Please work out how many lines in the material contain "JSON" and give only that figure.

::: Records shown :::

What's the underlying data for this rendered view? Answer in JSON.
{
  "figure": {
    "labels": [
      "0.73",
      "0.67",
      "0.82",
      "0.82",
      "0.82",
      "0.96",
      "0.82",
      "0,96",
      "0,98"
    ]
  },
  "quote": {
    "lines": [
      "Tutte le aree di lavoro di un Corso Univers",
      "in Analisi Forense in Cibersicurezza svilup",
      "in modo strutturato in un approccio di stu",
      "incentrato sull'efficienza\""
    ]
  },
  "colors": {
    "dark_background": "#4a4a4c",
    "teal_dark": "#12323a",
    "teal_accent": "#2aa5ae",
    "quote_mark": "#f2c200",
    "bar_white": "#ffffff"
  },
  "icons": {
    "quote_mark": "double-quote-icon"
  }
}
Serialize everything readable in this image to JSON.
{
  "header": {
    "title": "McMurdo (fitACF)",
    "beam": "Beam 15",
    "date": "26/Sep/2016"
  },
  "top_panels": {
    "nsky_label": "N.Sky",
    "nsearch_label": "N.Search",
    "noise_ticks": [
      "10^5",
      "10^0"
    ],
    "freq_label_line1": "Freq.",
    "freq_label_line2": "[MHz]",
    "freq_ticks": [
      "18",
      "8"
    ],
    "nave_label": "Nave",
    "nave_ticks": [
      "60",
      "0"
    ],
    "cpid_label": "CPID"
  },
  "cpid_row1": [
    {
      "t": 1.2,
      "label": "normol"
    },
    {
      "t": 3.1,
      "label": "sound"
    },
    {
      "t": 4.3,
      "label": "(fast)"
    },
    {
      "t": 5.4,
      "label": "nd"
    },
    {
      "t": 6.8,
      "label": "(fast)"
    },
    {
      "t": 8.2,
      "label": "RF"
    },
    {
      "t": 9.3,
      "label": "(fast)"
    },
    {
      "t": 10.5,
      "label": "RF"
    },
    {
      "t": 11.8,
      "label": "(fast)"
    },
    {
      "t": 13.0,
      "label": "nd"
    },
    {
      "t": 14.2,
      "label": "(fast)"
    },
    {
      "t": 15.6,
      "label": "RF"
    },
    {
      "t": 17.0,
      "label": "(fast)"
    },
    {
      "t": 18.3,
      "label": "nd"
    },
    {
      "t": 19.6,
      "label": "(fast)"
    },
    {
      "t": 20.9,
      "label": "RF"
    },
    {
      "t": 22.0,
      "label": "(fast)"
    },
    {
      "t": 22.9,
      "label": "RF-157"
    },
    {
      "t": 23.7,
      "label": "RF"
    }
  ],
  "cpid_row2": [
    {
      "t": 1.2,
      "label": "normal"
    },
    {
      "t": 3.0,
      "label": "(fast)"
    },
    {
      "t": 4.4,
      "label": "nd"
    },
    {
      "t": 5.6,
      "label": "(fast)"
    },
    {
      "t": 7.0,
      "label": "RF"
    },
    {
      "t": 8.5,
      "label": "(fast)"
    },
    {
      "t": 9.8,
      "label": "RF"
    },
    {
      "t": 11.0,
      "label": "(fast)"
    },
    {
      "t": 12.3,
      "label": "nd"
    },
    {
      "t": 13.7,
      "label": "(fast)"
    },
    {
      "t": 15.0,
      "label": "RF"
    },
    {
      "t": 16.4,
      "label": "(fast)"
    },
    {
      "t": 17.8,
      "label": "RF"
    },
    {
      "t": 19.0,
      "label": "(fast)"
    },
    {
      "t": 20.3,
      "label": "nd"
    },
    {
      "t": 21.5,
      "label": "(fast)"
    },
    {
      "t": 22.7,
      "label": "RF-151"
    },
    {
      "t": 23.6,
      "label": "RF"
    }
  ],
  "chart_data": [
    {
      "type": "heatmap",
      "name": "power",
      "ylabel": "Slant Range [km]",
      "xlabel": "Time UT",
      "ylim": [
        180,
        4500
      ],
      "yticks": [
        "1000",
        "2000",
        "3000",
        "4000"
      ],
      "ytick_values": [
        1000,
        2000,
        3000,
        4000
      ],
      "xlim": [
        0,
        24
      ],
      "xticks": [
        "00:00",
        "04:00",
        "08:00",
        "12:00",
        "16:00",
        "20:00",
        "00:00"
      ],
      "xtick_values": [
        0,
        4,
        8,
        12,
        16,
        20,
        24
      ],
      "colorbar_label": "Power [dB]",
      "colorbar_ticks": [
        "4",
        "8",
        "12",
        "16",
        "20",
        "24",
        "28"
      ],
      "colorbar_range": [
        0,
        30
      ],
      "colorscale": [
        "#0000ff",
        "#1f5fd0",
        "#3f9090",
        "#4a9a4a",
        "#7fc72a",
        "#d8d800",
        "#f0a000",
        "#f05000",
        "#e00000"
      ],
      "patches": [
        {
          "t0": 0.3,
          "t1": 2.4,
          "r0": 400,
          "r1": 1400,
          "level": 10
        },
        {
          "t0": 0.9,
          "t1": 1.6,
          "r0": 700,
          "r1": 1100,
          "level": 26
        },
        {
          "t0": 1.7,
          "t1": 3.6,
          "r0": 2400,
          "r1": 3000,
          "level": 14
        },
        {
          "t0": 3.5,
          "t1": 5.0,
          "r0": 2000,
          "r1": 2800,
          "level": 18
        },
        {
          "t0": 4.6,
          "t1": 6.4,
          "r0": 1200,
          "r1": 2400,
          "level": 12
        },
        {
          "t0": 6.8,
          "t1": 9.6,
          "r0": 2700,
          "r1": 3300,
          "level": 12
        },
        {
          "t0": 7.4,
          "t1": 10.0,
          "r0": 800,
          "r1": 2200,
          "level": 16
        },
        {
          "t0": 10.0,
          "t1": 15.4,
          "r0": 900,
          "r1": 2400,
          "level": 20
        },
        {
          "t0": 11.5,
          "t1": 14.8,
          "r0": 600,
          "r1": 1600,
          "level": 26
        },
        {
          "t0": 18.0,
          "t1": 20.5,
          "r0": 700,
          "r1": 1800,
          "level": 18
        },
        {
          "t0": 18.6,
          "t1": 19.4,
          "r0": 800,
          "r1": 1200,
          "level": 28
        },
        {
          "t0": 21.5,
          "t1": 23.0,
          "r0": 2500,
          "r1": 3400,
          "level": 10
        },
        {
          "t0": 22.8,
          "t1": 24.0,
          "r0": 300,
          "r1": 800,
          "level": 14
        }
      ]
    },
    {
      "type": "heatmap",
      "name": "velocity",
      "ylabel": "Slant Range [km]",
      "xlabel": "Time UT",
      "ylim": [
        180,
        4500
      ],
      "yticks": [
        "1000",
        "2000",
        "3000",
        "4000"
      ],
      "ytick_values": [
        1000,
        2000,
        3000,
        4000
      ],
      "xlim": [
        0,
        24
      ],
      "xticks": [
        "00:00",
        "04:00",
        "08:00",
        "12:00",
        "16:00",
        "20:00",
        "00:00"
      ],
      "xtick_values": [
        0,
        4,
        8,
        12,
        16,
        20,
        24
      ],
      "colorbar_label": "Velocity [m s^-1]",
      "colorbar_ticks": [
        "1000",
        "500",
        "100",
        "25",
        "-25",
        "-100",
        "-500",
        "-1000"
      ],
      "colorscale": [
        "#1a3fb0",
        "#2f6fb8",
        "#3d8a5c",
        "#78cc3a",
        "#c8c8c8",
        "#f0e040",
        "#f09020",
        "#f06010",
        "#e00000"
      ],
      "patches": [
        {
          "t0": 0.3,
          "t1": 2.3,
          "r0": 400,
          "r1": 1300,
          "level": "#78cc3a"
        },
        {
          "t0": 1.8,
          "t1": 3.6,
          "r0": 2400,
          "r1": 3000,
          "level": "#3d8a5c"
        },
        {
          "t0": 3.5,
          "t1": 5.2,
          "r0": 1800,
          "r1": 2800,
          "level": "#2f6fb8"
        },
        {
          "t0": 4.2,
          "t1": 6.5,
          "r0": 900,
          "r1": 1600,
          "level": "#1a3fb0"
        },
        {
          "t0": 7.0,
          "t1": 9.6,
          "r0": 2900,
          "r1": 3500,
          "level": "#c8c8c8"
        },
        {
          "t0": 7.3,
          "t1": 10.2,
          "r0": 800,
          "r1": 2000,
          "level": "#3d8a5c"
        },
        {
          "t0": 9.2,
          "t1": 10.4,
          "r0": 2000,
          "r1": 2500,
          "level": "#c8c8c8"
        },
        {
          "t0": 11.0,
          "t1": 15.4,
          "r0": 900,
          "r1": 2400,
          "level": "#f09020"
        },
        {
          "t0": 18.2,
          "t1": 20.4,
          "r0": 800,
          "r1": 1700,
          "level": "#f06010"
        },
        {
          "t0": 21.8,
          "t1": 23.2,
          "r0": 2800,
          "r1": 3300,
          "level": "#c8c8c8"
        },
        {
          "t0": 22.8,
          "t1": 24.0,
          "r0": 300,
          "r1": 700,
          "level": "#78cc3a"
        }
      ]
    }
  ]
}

:::

◆ Solution ◆
2